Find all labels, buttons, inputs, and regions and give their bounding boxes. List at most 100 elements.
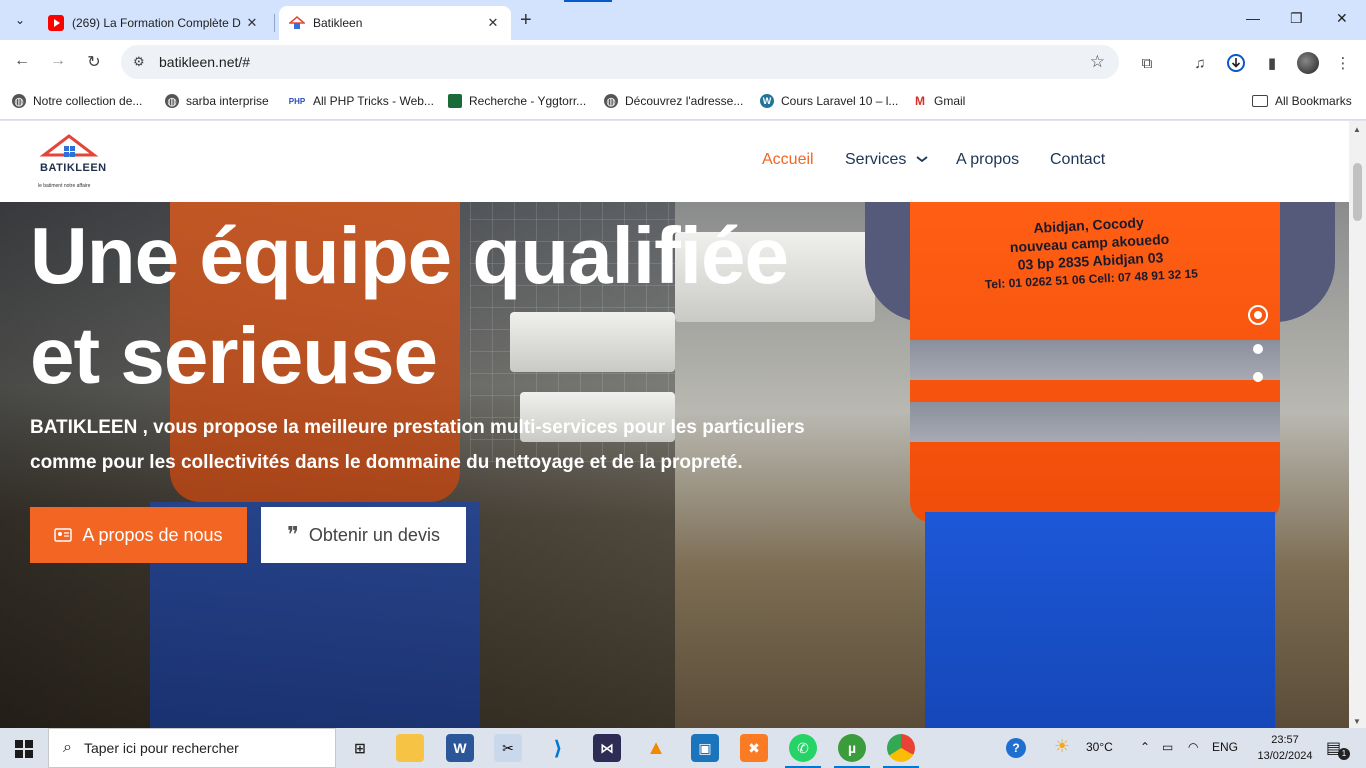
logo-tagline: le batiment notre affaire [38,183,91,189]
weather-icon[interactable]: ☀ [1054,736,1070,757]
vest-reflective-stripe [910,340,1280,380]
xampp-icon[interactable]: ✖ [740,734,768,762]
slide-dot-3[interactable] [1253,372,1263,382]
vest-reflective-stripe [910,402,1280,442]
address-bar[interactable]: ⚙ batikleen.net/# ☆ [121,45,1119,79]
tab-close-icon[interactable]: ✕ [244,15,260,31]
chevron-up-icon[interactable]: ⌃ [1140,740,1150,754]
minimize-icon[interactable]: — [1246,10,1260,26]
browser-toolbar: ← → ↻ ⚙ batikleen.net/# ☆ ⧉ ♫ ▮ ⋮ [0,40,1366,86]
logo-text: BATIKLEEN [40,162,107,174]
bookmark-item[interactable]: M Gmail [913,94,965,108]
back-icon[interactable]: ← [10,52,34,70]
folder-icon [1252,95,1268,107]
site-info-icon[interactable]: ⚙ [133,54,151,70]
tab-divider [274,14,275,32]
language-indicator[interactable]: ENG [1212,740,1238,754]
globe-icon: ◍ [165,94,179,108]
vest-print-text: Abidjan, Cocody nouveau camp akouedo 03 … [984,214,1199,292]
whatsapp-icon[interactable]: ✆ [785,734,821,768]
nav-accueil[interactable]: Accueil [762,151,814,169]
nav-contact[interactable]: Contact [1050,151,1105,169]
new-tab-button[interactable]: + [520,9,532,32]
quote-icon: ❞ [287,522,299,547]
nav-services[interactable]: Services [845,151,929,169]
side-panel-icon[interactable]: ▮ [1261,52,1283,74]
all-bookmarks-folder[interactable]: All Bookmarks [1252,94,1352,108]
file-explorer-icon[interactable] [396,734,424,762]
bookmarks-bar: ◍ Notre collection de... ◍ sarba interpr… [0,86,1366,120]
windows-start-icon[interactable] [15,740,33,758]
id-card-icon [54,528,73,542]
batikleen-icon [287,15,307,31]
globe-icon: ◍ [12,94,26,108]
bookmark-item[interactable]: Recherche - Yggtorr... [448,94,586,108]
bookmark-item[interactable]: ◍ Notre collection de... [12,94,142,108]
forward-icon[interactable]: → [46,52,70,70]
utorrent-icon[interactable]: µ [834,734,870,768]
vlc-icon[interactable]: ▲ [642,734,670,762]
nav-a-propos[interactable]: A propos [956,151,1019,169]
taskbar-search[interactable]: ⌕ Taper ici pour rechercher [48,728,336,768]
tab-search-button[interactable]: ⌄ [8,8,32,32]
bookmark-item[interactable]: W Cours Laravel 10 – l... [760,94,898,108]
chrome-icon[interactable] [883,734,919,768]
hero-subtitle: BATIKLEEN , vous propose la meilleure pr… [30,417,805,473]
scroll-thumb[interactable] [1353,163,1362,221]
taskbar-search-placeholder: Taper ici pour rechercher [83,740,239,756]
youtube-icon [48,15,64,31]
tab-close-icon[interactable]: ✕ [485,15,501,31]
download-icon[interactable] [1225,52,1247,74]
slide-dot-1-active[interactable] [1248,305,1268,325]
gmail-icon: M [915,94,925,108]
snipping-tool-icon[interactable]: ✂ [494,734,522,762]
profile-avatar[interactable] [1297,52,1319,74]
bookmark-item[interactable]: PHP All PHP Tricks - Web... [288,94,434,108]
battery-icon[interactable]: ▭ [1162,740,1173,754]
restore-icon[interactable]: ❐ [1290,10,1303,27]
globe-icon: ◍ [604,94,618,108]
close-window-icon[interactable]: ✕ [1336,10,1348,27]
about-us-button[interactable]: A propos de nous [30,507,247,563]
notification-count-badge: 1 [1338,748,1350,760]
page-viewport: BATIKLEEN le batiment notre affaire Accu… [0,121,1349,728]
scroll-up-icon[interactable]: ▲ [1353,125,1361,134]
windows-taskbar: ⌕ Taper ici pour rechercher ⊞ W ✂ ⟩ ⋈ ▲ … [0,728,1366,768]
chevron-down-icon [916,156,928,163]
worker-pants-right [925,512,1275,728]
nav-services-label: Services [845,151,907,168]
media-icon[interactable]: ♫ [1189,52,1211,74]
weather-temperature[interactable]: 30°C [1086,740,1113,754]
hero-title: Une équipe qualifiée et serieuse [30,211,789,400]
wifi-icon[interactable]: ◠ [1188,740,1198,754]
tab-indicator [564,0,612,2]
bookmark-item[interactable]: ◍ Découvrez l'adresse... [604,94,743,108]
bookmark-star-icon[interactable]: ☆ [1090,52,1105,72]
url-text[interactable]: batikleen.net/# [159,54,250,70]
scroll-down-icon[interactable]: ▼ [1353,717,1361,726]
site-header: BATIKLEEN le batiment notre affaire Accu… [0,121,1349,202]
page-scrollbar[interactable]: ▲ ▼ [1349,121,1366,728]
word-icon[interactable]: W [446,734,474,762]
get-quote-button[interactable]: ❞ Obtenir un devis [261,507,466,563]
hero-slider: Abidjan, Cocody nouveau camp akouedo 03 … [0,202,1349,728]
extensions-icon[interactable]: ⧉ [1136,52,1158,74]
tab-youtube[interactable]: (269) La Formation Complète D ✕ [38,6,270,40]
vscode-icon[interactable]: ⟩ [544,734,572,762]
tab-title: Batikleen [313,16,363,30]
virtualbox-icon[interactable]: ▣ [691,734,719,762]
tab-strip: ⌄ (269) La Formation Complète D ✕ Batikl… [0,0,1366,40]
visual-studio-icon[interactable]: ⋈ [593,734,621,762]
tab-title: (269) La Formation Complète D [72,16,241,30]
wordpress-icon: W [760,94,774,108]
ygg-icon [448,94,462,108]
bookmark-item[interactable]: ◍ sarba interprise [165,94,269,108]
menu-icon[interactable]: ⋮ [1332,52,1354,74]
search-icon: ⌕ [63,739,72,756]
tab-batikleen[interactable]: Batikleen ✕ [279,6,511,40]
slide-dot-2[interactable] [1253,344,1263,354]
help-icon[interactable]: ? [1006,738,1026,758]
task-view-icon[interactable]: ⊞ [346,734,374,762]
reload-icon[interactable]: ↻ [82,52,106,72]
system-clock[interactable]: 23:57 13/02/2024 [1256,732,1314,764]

[GOAL]: Repeat these records word for word, leaving out the picture.

[COMPLETED EXERCISE]:
Find all labels, buttons, inputs, and regions and give their bounding boxes. List at most 100 elements.
logo-tagline: le batiment notre affaire [38,183,91,189]
weather-icon[interactable]: ☀ [1054,736,1070,757]
vest-reflective-stripe [910,340,1280,380]
xampp-icon[interactable]: ✖ [740,734,768,762]
slide-dot-3[interactable] [1253,372,1263,382]
vest-reflective-stripe [910,402,1280,442]
address-bar[interactable]: ⚙ batikleen.net/# ☆ [121,45,1119,79]
tab-close-icon[interactable]: ✕ [244,15,260,31]
chevron-up-icon[interactable]: ⌃ [1140,740,1150,754]
minimize-icon[interactable]: — [1246,10,1260,26]
browser-toolbar: ← → ↻ ⚙ batikleen.net/# ☆ ⧉ ♫ ▮ ⋮ [0,40,1366,86]
logo-text: BATIKLEEN [40,162,107,174]
bookmark-item[interactable]: M Gmail [913,94,965,108]
back-icon[interactable]: ← [10,52,34,70]
folder-icon [1252,95,1268,107]
site-info-icon[interactable]: ⚙ [133,54,151,70]
tab-divider [274,14,275,32]
language-indicator[interactable]: ENG [1212,740,1238,754]
globe-icon: ◍ [165,94,179,108]
vest-print-text: Abidjan, Cocody nouveau camp akouedo 03 … [984,214,1199,292]
whatsapp-icon[interactable]: ✆ [785,734,821,768]
nav-accueil[interactable]: Accueil [762,151,814,169]
nav-contact[interactable]: Contact [1050,151,1105,169]
new-tab-button[interactable]: + [520,9,532,32]
quote-icon: ❞ [287,522,299,547]
nav-services[interactable]: Services [845,151,929,169]
side-panel-icon[interactable]: ▮ [1261,52,1283,74]
all-bookmarks-folder[interactable]: All Bookmarks [1252,94,1352,108]
file-explorer-icon[interactable] [396,734,424,762]
bookmarks-bar: ◍ Notre collection de... ◍ sarba interpr… [0,86,1366,120]
windows-start-icon[interactable] [15,740,33,758]
id-card-icon [54,528,73,542]
batikleen-icon [287,15,307,31]
globe-icon: ◍ [12,94,26,108]
bookmark-item[interactable]: Recherche - Yggtorr... [448,94,586,108]
bookmark-item[interactable]: ◍ Notre collection de... [12,94,142,108]
forward-icon[interactable]: → [46,52,70,70]
utorrent-icon[interactable]: µ [834,734,870,768]
vlc-icon[interactable]: ▲ [642,734,670,762]
nav-a-propos[interactable]: A propos [956,151,1019,169]
taskbar-search[interactable]: ⌕ Taper ici pour rechercher [48,728,336,768]
tab-search-button[interactable]: ⌄ [8,8,32,32]
bookmark-item[interactable]: W Cours Laravel 10 – l... [760,94,898,108]
chrome-icon[interactable] [883,734,919,768]
hero-subtitle: BATIKLEEN , vous propose la meilleure pr… [30,417,805,473]
scroll-thumb[interactable] [1353,163,1362,221]
taskbar-search-placeholder: Taper ici pour rechercher [83,740,239,756]
youtube-icon [48,15,64,31]
tab-close-icon[interactable]: ✕ [485,15,501,31]
download-icon[interactable] [1225,52,1247,74]
slide-dot-1-active[interactable] [1248,305,1268,325]
gmail-icon: M [915,94,925,108]
snipping-tool-icon[interactable]: ✂ [494,734,522,762]
profile-avatar[interactable] [1297,52,1319,74]
bookmark-item[interactable]: PHP All PHP Tricks - Web... [288,94,434,108]
battery-icon[interactable]: ▭ [1162,740,1173,754]
restore-icon[interactable]: ❐ [1290,10,1303,27]
globe-icon: ◍ [604,94,618,108]
close-window-icon[interactable]: ✕ [1336,10,1348,27]
about-us-button[interactable]: A propos de nous [30,507,247,563]
notification-count-badge: 1 [1338,748,1350,760]
page-viewport: BATIKLEEN le batiment notre affaire Accu… [0,121,1349,728]
scroll-up-icon[interactable]: ▲ [1353,125,1361,134]
windows-taskbar: ⌕ Taper ici pour rechercher ⊞ W ✂ ⟩ ⋈ ▲ … [0,728,1366,768]
chevron-down-icon [916,156,928,163]
worker-pants-right [925,512,1275,728]
nav-services-label: Services [845,151,907,168]
media-icon[interactable]: ♫ [1189,52,1211,74]
weather-temperature[interactable]: 30°C [1086,740,1113,754]
hero-title: Une équipe qualifiée et serieuse [30,211,789,400]
wifi-icon[interactable]: ◠ [1188,740,1198,754]
tab-indicator [564,0,612,2]
bookmark-item[interactable]: ◍ Découvrez l'adresse... [604,94,743,108]
bookmark-star-icon[interactable]: ☆ [1090,52,1105,72]
url-text[interactable]: batikleen.net/# [159,54,250,70]
scroll-down-icon[interactable]: ▼ [1353,717,1361,726]
site-header: BATIKLEEN le batiment notre affaire Accu… [0,121,1349,202]
page-scrollbar[interactable]: ▲ ▼ [1349,121,1366,728]
word-icon[interactable]: W [446,734,474,762]
get-quote-button[interactable]: ❞ Obtenir un devis [261,507,466,563]
hero-slider: Abidjan, Cocody nouveau camp akouedo 03 … [0,202,1349,728]
extensions-icon[interactable]: ⧉ [1136,52,1158,74]
tab-youtube[interactable]: (269) La Formation Complète D ✕ [38,6,270,40]
vscode-icon[interactable]: ⟩ [544,734,572,762]
tab-title: Batikleen [313,16,363,30]
virtualbox-icon[interactable]: ▣ [691,734,719,762]
tab-strip: ⌄ (269) La Formation Complète D ✕ Batikl… [0,0,1366,40]
visual-studio-icon[interactable]: ⋈ [593,734,621,762]
tab-title: (269) La Formation Complète D [72,16,241,30]
wordpress-icon: W [760,94,774,108]
ygg-icon [448,94,462,108]
bookmark-item[interactable]: ◍ sarba interprise [165,94,269,108]
menu-icon[interactable]: ⋮ [1332,52,1354,74]
search-icon: ⌕ [63,739,72,756]
tab-batikleen[interactable]: Batikleen ✕ [279,6,511,40]
slide-dot-2[interactable] [1253,344,1263,354]
help-icon[interactable]: ? [1006,738,1026,758]
task-view-icon[interactable]: ⊞ [346,734,374,762]
reload-icon[interactable]: ↻ [82,52,106,72]
system-clock[interactable]: 23:57 13/02/2024 [1256,732,1314,764]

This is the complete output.